YOUR GOAL: Your task is to return the span of lines beginning at the one with "OCR this image." and ending at the last line of the data, exactly as it stands.

RECORDS SHOWN:
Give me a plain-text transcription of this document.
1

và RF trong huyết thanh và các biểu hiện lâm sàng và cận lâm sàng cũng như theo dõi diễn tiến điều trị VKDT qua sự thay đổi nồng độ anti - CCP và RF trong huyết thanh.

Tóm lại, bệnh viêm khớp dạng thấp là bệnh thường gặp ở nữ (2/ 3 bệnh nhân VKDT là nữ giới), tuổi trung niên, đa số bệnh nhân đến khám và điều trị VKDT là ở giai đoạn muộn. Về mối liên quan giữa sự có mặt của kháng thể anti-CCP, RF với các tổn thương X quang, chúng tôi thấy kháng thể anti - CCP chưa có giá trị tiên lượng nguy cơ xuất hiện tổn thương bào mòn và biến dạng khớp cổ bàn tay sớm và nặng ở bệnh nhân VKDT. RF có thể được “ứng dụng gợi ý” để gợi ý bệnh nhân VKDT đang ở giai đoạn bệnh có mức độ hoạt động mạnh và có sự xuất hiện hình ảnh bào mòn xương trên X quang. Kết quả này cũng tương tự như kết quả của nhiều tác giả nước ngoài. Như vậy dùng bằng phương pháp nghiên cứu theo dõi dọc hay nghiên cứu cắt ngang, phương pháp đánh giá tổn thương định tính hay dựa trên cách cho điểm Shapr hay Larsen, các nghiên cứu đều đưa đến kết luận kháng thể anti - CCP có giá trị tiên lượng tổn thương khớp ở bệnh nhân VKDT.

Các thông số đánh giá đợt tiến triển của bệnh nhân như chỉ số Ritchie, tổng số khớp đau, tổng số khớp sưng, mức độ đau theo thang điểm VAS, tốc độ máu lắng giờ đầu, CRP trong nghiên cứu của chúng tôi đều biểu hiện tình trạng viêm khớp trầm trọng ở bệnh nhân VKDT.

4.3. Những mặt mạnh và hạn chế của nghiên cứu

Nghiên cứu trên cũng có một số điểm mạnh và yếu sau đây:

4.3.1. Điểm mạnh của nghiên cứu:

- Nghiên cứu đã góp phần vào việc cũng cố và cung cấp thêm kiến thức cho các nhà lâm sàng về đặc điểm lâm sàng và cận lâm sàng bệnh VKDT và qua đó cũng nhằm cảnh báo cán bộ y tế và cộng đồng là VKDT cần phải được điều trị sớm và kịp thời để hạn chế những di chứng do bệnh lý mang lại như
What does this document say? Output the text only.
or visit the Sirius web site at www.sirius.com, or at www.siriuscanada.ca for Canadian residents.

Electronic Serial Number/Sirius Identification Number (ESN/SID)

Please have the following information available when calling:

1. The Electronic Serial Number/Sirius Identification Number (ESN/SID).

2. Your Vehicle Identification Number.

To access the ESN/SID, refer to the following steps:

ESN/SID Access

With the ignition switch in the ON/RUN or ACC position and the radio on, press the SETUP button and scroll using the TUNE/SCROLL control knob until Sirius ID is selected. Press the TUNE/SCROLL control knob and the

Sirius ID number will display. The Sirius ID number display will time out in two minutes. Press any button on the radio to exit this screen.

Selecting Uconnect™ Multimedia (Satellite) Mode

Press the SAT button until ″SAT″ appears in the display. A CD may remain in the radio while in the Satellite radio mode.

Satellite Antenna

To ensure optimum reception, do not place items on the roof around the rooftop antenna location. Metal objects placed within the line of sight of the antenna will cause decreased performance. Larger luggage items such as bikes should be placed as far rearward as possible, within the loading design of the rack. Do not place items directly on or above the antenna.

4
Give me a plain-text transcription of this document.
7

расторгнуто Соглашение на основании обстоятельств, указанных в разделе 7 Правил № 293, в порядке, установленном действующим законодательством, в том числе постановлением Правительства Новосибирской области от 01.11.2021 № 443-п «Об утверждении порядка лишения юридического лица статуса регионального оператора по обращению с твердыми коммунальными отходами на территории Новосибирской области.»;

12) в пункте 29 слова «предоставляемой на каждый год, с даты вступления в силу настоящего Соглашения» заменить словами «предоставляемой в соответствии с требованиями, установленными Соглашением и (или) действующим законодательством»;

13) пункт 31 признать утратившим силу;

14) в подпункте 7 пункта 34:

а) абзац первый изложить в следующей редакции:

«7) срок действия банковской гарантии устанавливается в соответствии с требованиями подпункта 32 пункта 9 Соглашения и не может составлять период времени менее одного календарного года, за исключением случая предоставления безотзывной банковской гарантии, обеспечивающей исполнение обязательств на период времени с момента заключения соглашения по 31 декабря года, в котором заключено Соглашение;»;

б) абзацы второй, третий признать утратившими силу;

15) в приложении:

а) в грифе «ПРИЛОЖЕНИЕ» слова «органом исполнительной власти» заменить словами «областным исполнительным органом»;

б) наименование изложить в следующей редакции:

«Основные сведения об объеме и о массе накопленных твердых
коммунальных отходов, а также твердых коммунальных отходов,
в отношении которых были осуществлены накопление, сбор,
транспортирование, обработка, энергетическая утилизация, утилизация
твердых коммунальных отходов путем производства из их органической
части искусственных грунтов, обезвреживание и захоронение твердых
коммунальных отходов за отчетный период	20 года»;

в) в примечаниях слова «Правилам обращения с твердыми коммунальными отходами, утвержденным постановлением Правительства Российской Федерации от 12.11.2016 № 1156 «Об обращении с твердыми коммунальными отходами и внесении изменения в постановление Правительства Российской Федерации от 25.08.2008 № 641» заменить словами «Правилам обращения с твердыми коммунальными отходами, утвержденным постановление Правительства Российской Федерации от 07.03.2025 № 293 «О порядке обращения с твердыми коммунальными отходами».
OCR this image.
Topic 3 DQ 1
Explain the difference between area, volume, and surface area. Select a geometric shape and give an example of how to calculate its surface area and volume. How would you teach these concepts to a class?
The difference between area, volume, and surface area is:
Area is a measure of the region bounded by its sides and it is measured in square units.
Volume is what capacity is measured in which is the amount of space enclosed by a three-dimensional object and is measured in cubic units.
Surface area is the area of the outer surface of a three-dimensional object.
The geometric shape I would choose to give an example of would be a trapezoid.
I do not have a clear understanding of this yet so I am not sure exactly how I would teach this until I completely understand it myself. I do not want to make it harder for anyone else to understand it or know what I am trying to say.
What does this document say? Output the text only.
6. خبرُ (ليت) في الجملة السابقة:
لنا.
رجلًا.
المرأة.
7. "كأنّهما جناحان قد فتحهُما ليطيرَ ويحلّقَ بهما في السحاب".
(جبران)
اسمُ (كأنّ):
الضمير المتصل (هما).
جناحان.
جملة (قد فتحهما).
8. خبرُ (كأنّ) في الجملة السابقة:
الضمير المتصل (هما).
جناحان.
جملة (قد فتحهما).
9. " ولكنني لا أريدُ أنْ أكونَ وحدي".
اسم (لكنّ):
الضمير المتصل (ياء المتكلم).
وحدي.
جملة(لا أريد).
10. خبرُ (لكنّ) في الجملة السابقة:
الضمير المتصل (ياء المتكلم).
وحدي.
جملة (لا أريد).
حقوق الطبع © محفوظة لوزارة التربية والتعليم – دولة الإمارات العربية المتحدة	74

FULL ANSWER:
OCR this image.
Topic 3 DQ 1
Explain the difference between area, volume, and surface area. Select a geometric shape and give an example of how to calculate its surface area and volume. How would you teach these concepts to a class?
The difference between area, volume, and surface area is:
Area is a measure of the region bounded by its sides and it is measured in square units.
Volume is what capacity is measured in which is the amount of space enclosed by a three-dimensional object and is measured in cubic units.
Surface area is the area of the outer surface of a three-dimensional object.
The geometric shape I would choose to give an example of would be a trapezoid.
I do not have a clear understanding of this yet so I am not sure exactly how I would teach this until I completely understand it myself. I do not want to make it harder for anyone else to understand it or know what I am trying to say.
What does this document say? Output the text only.
6. خبرُ (ليت) في الجملة السابقة:
لنا.
رجلًا.
المرأة.
7. "كأنّهما جناحان قد فتحهُما ليطيرَ ويحلّقَ بهما في السحاب".
(جبران)
اسمُ (كأنّ):
الضمير المتصل (هما).
جناحان.
جملة (قد فتحهما).
8. خبرُ (كأنّ) في الجملة السابقة:
الضمير المتصل (هما).
جناحان.
جملة (قد فتحهما).
9. " ولكنني لا أريدُ أنْ أكونَ وحدي".
اسم (لكنّ):
الضمير المتصل (ياء المتكلم).
وحدي.
جملة(لا أريد).
10. خبرُ (لكنّ) في الجملة السابقة:
الضمير المتصل (ياء المتكلم).
وحدي.
جملة (لا أريد).
حقوق الطبع © محفوظة لوزارة التربية والتعليم – دولة الإمارات العربية المتحدة	74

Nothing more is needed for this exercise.